- **TO DO**
Below are the records. Restate word for word every line from the one that contains "OCR this image." through the final line, both included.

- **DATA SHOWN**
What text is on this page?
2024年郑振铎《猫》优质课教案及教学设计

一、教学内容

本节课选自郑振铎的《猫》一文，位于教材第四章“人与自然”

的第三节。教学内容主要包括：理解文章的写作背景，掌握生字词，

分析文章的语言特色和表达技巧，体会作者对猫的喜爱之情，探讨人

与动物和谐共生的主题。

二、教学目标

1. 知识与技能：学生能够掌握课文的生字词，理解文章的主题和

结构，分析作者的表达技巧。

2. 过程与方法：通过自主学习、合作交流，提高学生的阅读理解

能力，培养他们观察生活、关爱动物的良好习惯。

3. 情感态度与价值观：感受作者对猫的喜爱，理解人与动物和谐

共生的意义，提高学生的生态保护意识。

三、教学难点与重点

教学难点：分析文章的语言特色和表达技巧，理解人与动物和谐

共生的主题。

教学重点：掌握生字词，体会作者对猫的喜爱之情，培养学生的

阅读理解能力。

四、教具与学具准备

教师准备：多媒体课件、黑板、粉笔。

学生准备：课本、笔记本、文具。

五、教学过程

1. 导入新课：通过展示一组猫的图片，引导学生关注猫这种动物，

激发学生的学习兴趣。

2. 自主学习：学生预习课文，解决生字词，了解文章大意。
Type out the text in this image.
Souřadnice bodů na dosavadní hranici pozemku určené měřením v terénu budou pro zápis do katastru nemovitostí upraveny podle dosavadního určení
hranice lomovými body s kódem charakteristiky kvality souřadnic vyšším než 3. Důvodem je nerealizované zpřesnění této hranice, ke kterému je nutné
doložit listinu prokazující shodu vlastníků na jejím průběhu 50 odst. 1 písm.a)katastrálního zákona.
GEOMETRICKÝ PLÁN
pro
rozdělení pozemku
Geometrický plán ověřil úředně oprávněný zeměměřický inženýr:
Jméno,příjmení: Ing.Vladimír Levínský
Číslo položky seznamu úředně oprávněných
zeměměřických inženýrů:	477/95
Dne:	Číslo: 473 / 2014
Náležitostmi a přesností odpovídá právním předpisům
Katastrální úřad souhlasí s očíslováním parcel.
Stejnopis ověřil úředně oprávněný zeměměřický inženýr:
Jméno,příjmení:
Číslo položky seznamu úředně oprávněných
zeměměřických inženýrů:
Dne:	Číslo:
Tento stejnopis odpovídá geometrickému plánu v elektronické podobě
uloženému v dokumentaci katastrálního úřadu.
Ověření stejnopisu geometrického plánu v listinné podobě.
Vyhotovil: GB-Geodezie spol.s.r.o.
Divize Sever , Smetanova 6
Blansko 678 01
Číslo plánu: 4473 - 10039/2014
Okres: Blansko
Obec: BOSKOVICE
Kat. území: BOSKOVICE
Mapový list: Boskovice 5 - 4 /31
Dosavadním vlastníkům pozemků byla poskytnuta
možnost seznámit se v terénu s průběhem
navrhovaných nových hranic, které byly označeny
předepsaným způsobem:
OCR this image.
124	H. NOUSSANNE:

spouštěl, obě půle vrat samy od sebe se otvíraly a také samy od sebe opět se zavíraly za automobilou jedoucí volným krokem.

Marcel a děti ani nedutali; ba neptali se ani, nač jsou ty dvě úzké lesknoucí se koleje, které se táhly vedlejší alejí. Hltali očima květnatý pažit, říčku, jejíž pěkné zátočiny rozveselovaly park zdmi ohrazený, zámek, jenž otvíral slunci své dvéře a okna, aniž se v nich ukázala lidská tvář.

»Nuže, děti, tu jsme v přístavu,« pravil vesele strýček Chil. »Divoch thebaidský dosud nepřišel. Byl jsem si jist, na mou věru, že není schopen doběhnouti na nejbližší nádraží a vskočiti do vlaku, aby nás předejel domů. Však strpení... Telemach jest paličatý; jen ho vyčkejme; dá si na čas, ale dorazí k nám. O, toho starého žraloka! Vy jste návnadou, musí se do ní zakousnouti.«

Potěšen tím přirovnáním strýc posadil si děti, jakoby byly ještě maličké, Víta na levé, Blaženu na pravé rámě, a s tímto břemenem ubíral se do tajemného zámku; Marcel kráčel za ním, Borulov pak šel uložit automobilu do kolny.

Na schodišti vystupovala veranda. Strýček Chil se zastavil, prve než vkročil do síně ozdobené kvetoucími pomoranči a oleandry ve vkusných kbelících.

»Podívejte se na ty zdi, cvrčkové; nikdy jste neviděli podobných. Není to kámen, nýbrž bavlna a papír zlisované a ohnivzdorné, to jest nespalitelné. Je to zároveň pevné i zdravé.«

- **ANSWER TO THE EXERCISE**
OCR this image.
124	H. NOUSSANNE:

spouštěl, obě půle vrat samy od sebe se otvíraly a také samy od sebe opět se zavíraly za automobilou jedoucí volným krokem.

Marcel a děti ani nedutali; ba neptali se ani, nač jsou ty dvě úzké lesknoucí se koleje, které se táhly vedlejší alejí. Hltali očima květnatý pažit, říčku, jejíž pěkné zátočiny rozveselovaly park zdmi ohrazený, zámek, jenž otvíral slunci své dvéře a okna, aniž se v nich ukázala lidská tvář.

»Nuže, děti, tu jsme v přístavu,« pravil vesele strýček Chil. »Divoch thebaidský dosud nepřišel. Byl jsem si jist, na mou věru, že není schopen doběhnouti na nejbližší nádraží a vskočiti do vlaku, aby nás předejel domů. Však strpení... Telemach jest paličatý; jen ho vyčkejme; dá si na čas, ale dorazí k nám. O, toho starého žraloka! Vy jste návnadou, musí se do ní zakousnouti.«

Potěšen tím přirovnáním strýc posadil si děti, jakoby byly ještě maličké, Víta na levé, Blaženu na pravé rámě, a s tímto břemenem ubíral se do tajemného zámku; Marcel kráčel za ním, Borulov pak šel uložit automobilu do kolny.

Na schodišti vystupovala veranda. Strýček Chil se zastavil, prve než vkročil do síně ozdobené kvetoucími pomoranči a oleandry ve vkusných kbelících.

»Podívejte se na ty zdi, cvrčkové; nikdy jste neviděli podobných. Není to kámen, nýbrž bavlna a papír zlisované a ohnivzdorné, to jest nespalitelné. Je to zároveň pevné i zdravé.«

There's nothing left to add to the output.